§ Problem
Copy all lines of the listing that include the string "using".

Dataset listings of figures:
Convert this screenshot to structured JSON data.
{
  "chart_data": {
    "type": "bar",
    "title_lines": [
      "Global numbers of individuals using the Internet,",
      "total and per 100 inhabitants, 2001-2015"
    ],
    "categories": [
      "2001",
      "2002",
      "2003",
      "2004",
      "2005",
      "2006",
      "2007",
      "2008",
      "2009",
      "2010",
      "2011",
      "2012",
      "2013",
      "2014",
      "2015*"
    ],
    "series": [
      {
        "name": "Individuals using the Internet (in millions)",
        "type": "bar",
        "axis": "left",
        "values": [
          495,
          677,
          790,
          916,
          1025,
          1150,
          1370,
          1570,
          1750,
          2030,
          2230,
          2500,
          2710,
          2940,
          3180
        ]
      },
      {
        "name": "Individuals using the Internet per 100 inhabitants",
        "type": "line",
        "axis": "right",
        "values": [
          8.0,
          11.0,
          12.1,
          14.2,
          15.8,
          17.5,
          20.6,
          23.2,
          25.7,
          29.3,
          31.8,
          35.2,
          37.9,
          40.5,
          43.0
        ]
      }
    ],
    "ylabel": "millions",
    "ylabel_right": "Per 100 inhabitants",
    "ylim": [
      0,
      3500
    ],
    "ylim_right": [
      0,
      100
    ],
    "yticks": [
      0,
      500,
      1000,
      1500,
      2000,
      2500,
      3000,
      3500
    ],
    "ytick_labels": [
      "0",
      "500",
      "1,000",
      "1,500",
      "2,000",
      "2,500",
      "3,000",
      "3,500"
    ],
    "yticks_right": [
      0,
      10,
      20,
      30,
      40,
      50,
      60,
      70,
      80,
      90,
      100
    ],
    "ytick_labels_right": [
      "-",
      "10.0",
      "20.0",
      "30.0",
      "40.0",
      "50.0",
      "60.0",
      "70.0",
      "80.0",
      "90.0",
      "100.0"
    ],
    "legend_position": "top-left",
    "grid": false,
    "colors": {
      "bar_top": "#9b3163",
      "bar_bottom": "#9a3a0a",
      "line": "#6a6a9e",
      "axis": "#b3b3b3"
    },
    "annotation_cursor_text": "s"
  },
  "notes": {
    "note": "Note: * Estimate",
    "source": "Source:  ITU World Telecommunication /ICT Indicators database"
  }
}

* * *

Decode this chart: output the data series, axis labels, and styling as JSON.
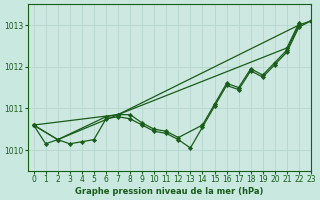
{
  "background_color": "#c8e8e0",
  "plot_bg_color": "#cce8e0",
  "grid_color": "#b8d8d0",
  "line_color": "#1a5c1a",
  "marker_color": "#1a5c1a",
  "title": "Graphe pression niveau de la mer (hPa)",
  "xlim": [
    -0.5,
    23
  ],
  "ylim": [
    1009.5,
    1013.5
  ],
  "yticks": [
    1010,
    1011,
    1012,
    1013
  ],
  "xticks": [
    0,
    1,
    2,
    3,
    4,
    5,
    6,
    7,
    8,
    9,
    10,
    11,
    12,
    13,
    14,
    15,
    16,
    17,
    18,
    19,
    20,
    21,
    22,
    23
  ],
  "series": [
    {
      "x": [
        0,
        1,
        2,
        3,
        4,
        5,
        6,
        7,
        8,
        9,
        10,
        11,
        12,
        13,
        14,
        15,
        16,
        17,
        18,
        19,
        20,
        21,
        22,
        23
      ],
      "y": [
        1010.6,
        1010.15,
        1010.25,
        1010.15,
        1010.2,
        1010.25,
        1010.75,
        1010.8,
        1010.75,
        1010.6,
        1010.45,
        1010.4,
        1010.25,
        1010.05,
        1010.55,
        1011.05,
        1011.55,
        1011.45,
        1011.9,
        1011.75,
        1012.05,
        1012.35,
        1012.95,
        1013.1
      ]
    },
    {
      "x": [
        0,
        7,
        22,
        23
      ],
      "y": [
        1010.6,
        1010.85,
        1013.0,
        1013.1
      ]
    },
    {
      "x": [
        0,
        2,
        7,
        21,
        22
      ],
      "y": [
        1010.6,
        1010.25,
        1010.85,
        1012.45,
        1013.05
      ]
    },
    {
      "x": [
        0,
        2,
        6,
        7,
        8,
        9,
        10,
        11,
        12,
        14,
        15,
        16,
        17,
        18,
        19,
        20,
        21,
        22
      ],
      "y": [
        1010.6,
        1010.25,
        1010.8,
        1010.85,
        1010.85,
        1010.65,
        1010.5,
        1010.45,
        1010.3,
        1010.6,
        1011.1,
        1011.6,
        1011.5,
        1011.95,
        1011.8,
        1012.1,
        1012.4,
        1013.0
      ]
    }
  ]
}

§ Exercise result
      "Global numbers of individuals using the Internet,",
        "name": "Individuals using the Internet (in millions)",
        "name": "Individuals using the Internet per 100 inhabitants",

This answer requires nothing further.